— START Data lines —
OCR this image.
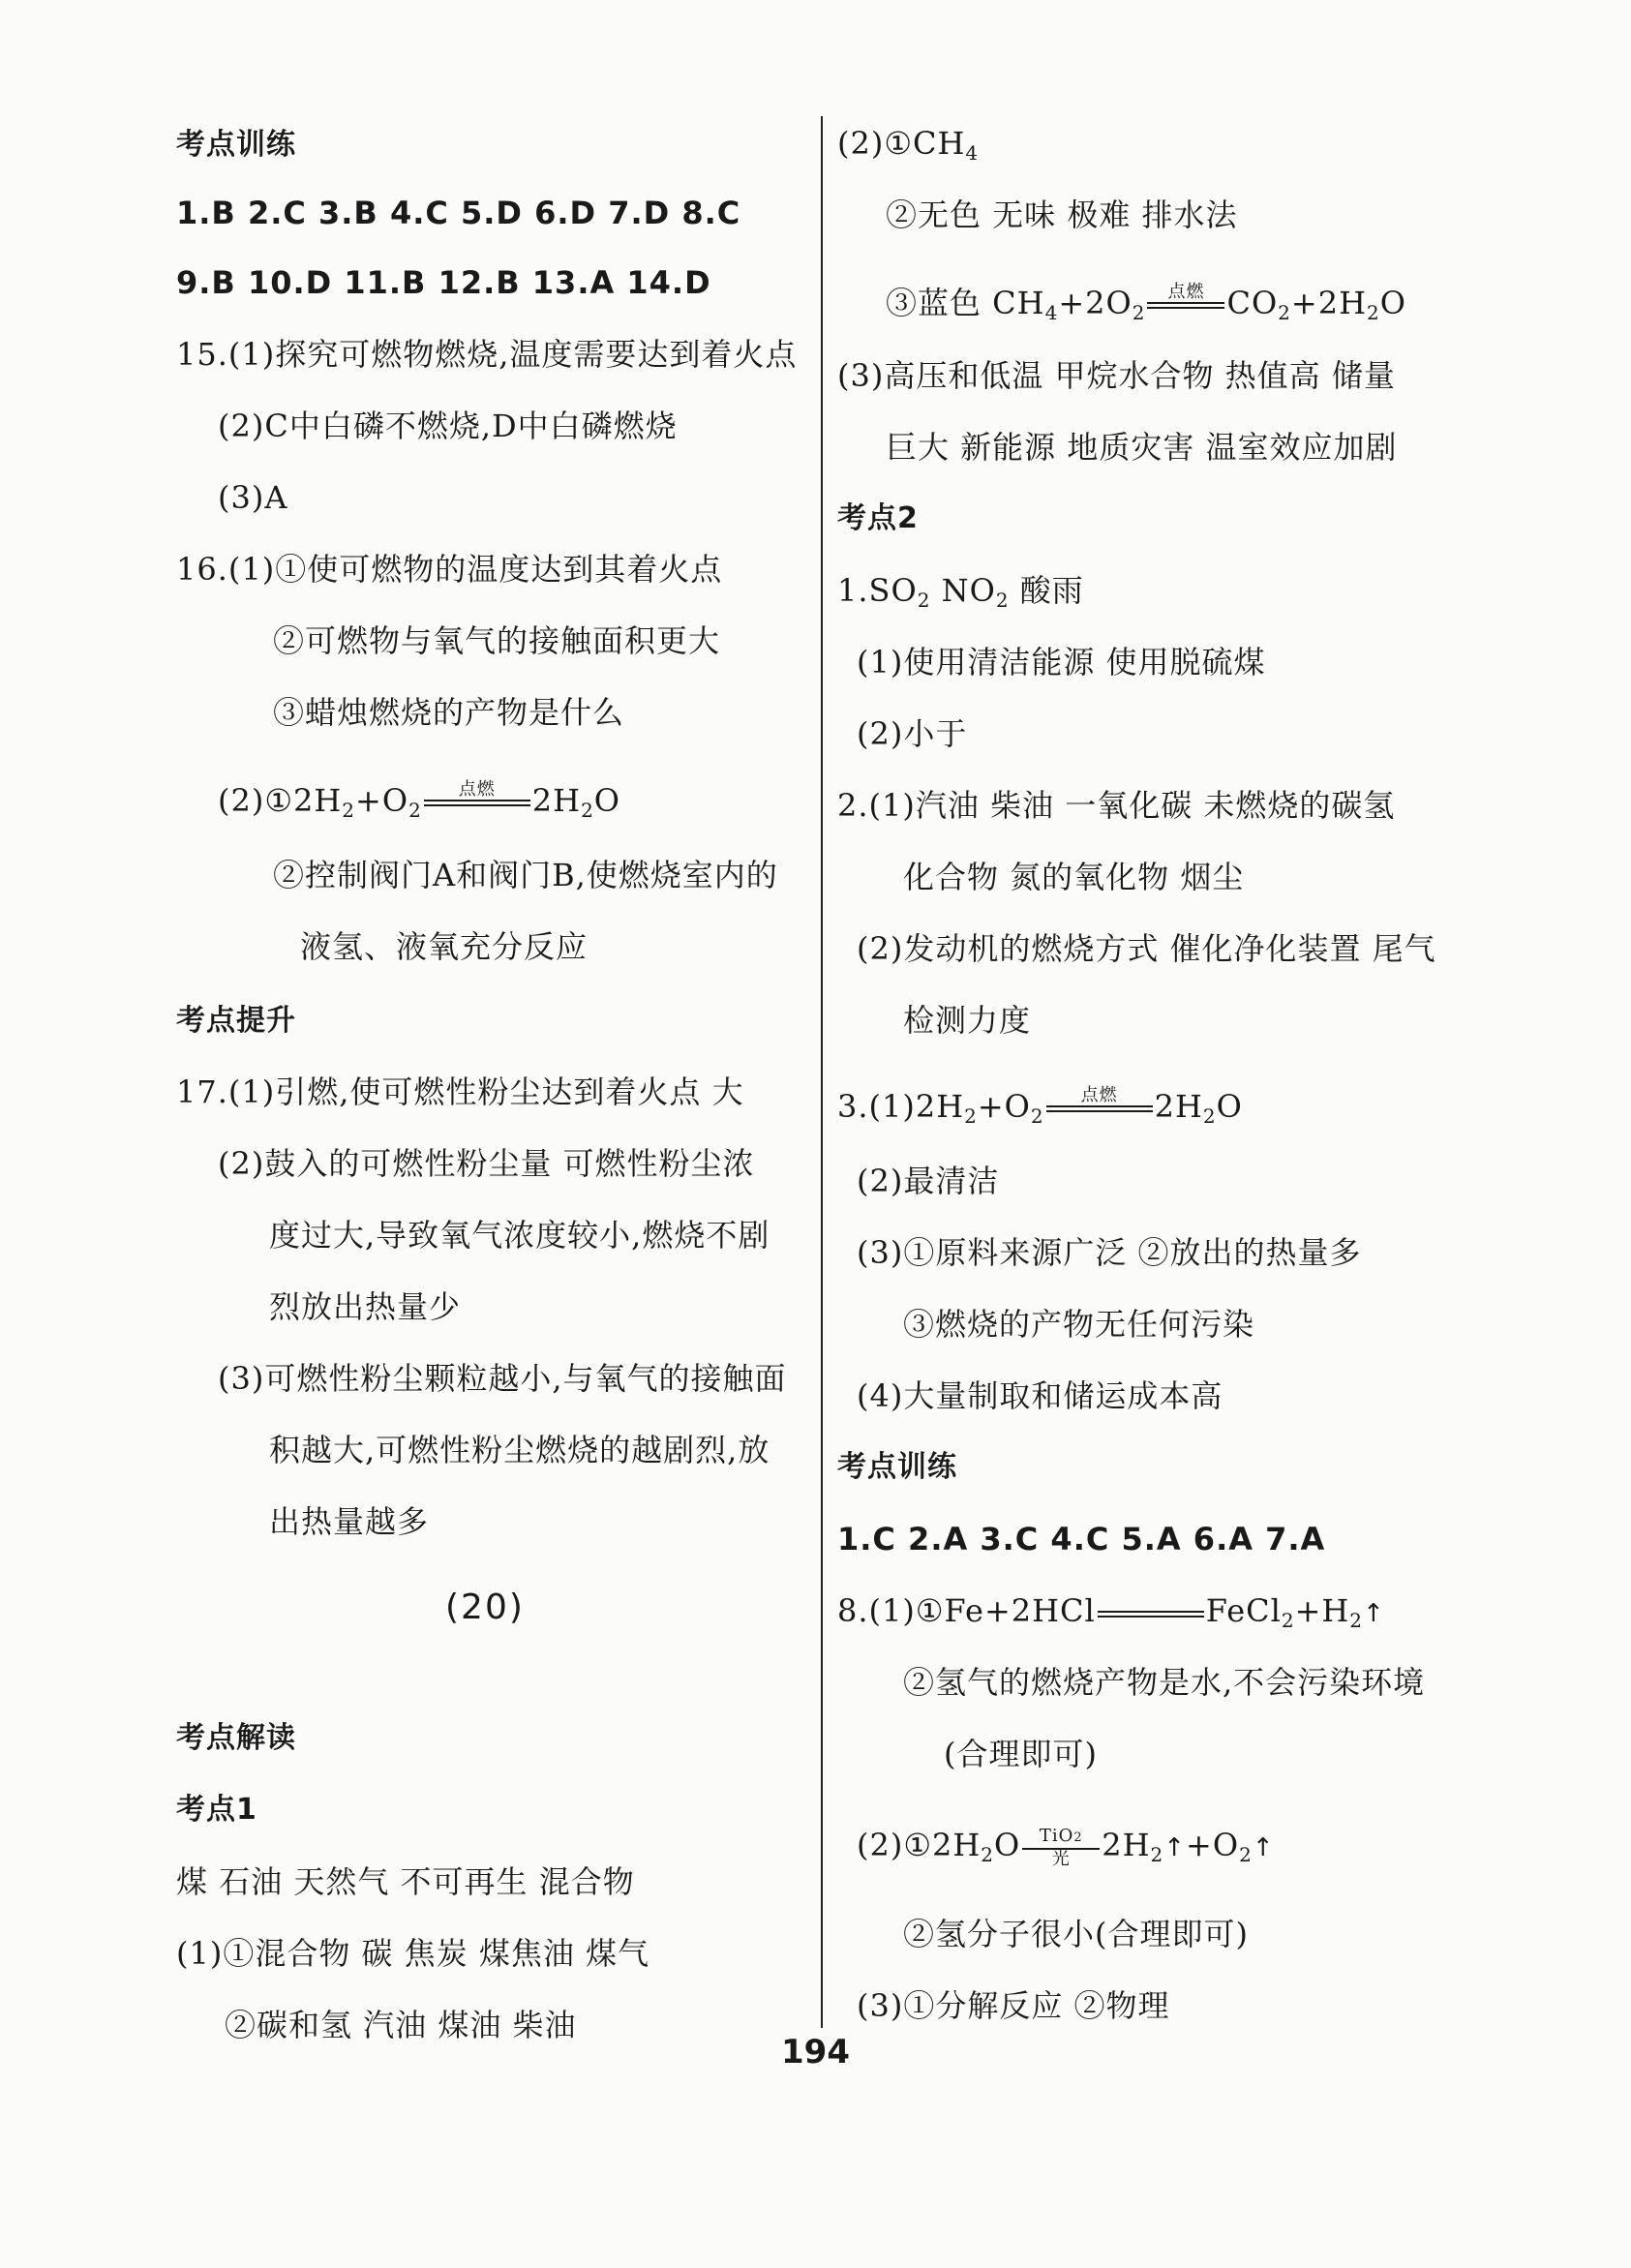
考点训练
1.B 2.C 3.B 4.C 5.D 6.D 7.D 8.C
9.B 10.D 11.B 12.B 13.A 14.D
15.(1)探究可燃物燃烧,温度需要达到着火点
(2)C中白磷不燃烧,D中白磷燃烧
(3)A
16.(1)①使可燃物的温度达到其着火点
②可燃物与氧气的接触面积更大
③蜡烛燃烧的产物是什么
$(2)①2H_2+O_2$
点燃
	$2H_2O$
②控制阀门A和阀门B,使燃烧室内的
液氢、液氧充分反应
考点提升
17.(1)引燃,使可燃性粉尘达到着火点 大
(2)鼓入的可燃性粉尘量 可燃性粉尘浓
度过大,导致氧气浓度较小,燃烧不剧
烈放出热量少
(3)可燃性粉尘颗粒越小,与氧气的接触面
积越大,可燃性粉尘燃烧的越剧烈,放
出热量越多
(20)
考点解读
考点1
煤 石油 天然气 不可再生 混合物
(1)①混合物 碳 焦炭 煤焦油 煤气
②碳和氢 汽油 煤油 柴油
$(2)①CH_4$
②无色 无味 极难 排水法
③蓝色 $CH_4+2O_2$
点燃
$CO_2+2H_2O$
(3)高压和低温 甲烷水合物 热值高 储量
巨大 新能源 地质灾害 温室效应加剧
考点2
$1.SO_2$ $NO_2$ 酸雨
(1)使用清洁能源 使用脱硫煤
(2)小于
2.(1)汽油 柴油 一氧化碳 未燃烧的碳氢
化合物 氮的氧化物 烟尘
(2)发动机的燃烧方式 催化净化装置 尾气
检测力度
$3.(1)2H_2+O_2$
点燃
	$2H_2O$
(2)最清洁
(3)①原料来源广泛 ②放出的热量多
③燃烧的产物无任何污染
(4)大量制取和储运成本高
考点训练
1.C 2.A 3.C 4.C 5.A 6.A 7.A
8.(1)①Fe+2HCl	$FeCl_2+H_2↑$
②氢气的燃烧产物是水,不会污染环境
(合理即可)
$(2)①2H_2O$	TiO2
光	$2H_2↑+O_2↑$
②氢分子很小(合理即可)
(3)①分解反应 ②物理
194
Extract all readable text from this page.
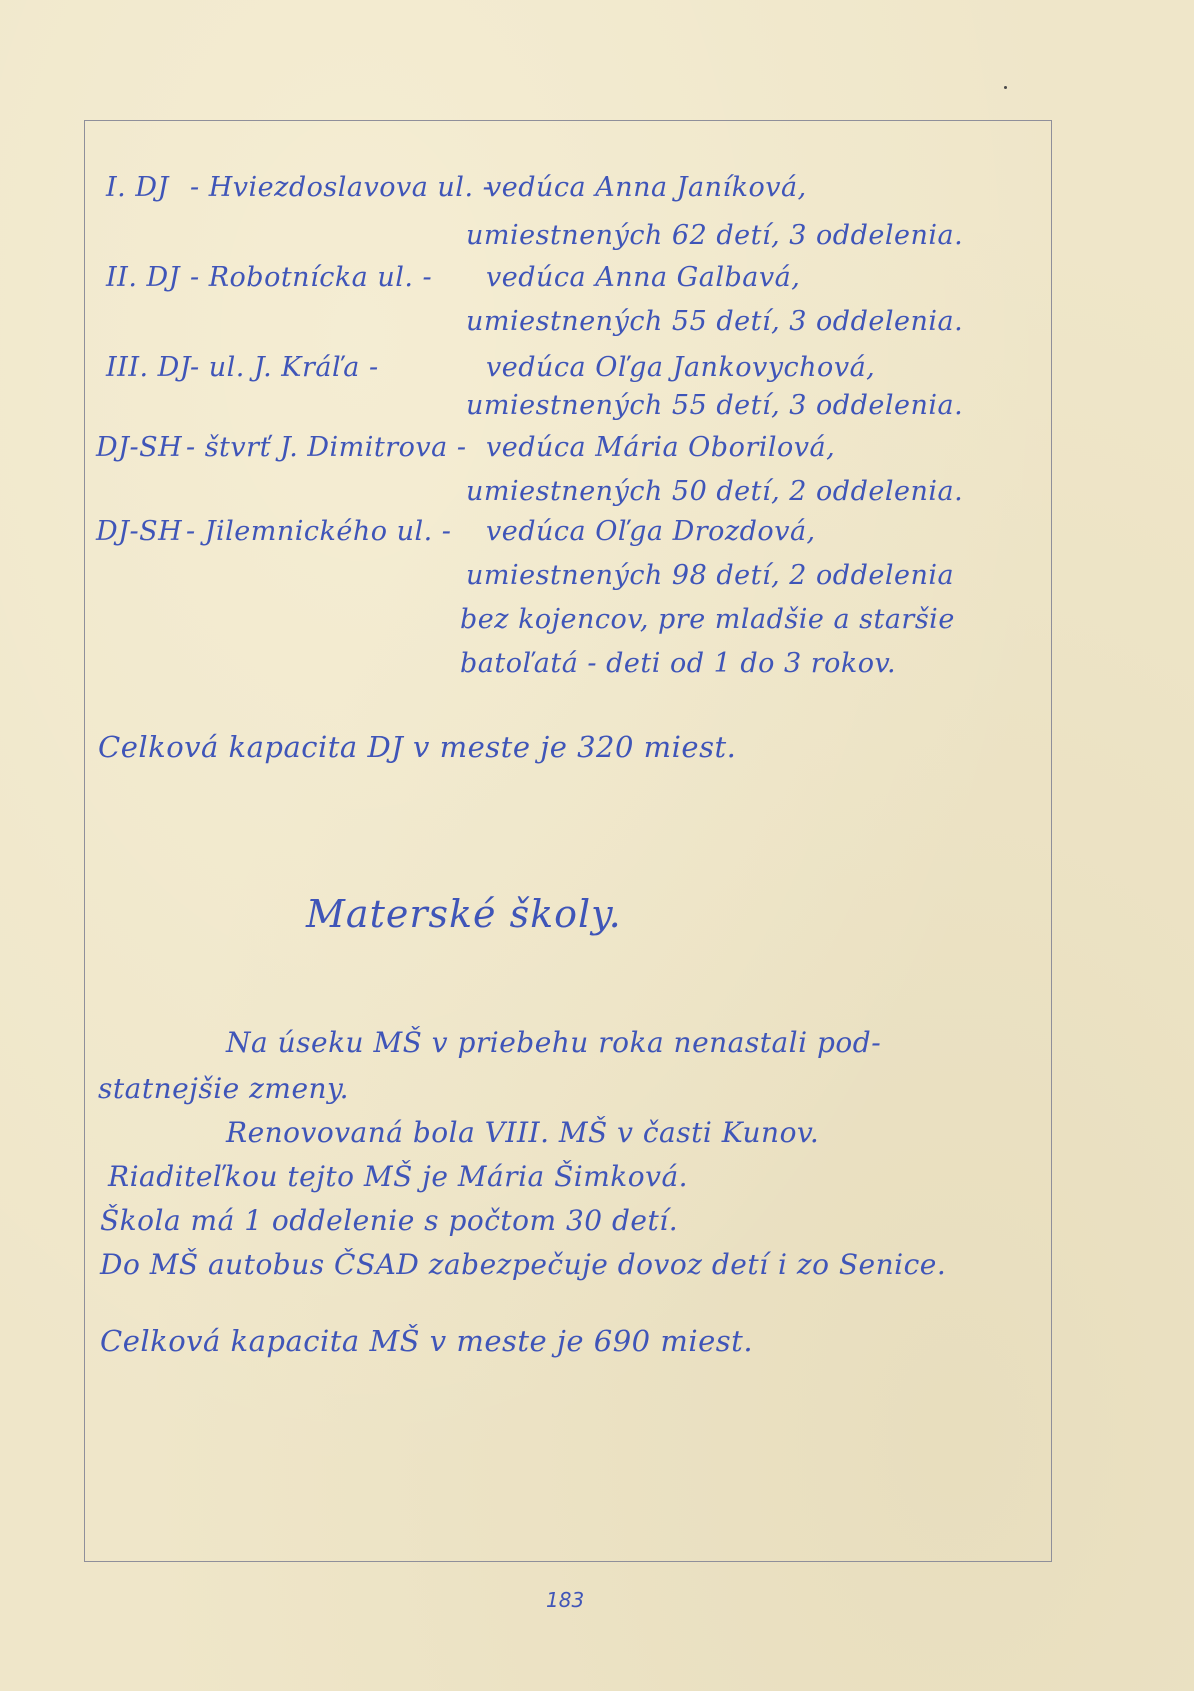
I. DJ - Hviezdoslavova ul. -
vedúca Anna Janíková,
umiestnených 62 detí, 3 oddelenia.
II. DJ - Robotnícka ul. - vedúca Anna Galbavá,
umiestnených 55 detí, 3 oddelenia.
III. DJ
- ul. J. Kráľa -	vedúca Oľga Jankovychová,
umiestnených 55 detí, 3 oddelenia.
DJ-SH - štvrť J. Dimitrova - vedúca Mária Oborilová,
umiestnených 50 detí, 2 oddelenia.
DJ-SH - Jilemnického ul. - vedúca Oľga Drozdová,
umiestnených 98 detí, 2 oddelenia
bez kojencov, pre mladšie a staršie
batoľatá - deti od 1 do 3 rokov.
Celková kapacita DJ v meste je 320 miest.
Materské školy.
Na úseku MŠ v priebehu roka nenastali pod-
statnejšie zmeny.
Renovovaná bola VIII. MŠ v časti Kunov.
Riaditeľkou tejto MŠ je Mária Šimková.
Škola má 1 oddelenie s počtom 30 detí.
Do MŠ autobus ČSAD zabezpečuje dovoz detí i zo Senice.
Celková kapacita MŠ v meste je 690 miest.
183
— END Data lines —
• _Required task_:
Find all the lines containing "this" in the material, then copy them.

• _Answer to the problem_:
OCR this image.
Extract all readable text from this page.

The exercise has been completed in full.